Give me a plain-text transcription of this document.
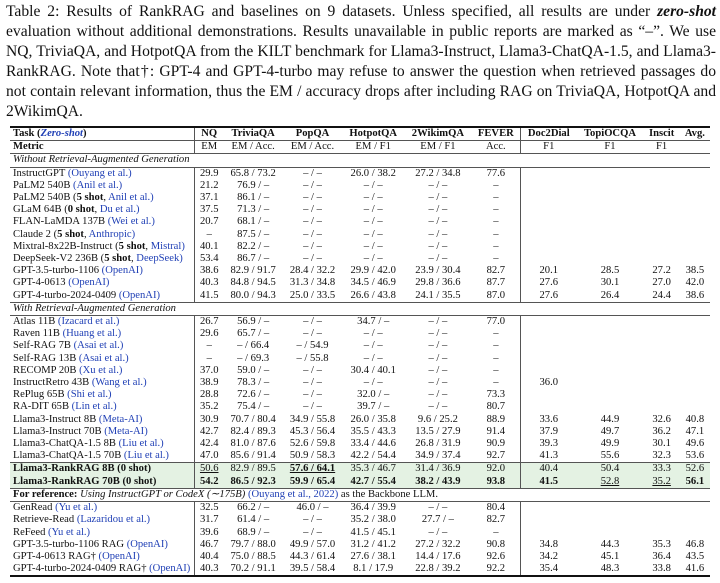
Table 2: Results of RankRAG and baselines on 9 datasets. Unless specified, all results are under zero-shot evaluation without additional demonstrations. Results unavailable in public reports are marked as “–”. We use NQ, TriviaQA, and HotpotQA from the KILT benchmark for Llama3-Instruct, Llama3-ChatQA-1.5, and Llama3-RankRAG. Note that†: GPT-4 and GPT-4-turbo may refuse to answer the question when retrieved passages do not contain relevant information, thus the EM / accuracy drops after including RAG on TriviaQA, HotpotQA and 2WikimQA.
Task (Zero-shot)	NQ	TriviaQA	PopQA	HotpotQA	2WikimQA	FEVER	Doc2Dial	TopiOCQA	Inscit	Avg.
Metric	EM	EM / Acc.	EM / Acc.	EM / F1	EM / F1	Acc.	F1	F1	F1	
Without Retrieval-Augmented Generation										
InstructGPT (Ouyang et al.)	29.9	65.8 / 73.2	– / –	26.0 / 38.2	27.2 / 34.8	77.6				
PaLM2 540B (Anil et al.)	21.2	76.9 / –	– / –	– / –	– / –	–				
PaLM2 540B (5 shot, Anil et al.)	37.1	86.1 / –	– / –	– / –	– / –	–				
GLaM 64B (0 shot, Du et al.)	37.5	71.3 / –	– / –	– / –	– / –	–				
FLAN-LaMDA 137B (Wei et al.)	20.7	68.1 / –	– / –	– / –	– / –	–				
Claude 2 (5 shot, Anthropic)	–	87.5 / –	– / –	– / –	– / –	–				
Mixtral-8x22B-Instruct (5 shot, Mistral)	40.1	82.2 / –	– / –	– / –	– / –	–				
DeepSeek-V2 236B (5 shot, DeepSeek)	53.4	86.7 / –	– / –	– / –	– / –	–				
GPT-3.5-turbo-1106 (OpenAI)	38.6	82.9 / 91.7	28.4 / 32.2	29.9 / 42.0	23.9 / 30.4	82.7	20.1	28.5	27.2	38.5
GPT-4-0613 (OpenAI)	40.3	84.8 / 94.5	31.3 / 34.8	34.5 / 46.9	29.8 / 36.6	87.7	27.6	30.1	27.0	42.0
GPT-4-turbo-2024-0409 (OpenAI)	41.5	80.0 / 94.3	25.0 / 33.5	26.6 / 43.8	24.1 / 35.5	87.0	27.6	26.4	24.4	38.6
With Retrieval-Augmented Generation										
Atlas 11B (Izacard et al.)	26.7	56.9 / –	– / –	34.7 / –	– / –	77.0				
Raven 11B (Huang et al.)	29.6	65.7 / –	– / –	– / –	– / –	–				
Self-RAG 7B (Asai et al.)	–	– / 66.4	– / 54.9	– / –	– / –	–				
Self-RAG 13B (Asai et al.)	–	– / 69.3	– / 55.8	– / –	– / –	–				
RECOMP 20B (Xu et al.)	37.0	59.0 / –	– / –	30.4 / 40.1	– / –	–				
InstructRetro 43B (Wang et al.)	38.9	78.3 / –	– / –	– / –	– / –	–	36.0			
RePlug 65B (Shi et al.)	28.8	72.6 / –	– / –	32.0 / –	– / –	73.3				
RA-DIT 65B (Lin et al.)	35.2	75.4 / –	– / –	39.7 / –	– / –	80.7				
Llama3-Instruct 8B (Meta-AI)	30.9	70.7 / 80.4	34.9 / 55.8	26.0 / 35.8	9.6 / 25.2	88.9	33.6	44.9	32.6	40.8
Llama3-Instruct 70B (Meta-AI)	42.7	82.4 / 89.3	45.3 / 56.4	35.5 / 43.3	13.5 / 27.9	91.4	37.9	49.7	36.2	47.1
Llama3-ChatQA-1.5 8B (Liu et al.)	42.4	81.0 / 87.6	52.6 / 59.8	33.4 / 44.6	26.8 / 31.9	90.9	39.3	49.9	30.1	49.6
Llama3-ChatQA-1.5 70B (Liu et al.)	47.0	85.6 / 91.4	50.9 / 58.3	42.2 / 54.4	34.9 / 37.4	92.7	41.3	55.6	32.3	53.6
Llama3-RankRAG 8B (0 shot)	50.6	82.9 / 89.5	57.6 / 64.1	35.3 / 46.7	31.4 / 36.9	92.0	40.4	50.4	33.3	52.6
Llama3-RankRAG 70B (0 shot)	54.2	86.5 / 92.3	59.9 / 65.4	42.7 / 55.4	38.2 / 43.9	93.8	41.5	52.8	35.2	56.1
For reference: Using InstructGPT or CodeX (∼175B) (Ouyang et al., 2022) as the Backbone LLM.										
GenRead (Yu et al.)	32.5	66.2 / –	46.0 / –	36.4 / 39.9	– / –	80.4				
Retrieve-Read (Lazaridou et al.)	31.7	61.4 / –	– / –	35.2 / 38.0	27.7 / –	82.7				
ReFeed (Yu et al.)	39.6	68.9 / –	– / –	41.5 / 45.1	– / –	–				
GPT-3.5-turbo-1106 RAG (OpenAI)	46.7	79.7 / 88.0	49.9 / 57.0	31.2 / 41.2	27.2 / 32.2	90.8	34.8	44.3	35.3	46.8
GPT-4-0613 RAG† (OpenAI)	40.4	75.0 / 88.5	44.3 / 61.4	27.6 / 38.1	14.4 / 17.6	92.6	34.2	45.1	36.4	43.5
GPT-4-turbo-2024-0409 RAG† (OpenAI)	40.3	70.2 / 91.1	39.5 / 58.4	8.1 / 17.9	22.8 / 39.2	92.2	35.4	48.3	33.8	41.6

-------------------------

Exercise task
Read through the entries and copy every line that includes "Self".

Result of this task
Self-RAG 7B (Asai et al.)	–	– / 66.4	– / 54.9	– / –	– / –	–				
Self-RAG 13B (Asai et al.)	–	– / 69.3	– / 55.8	– / –	– / –	–				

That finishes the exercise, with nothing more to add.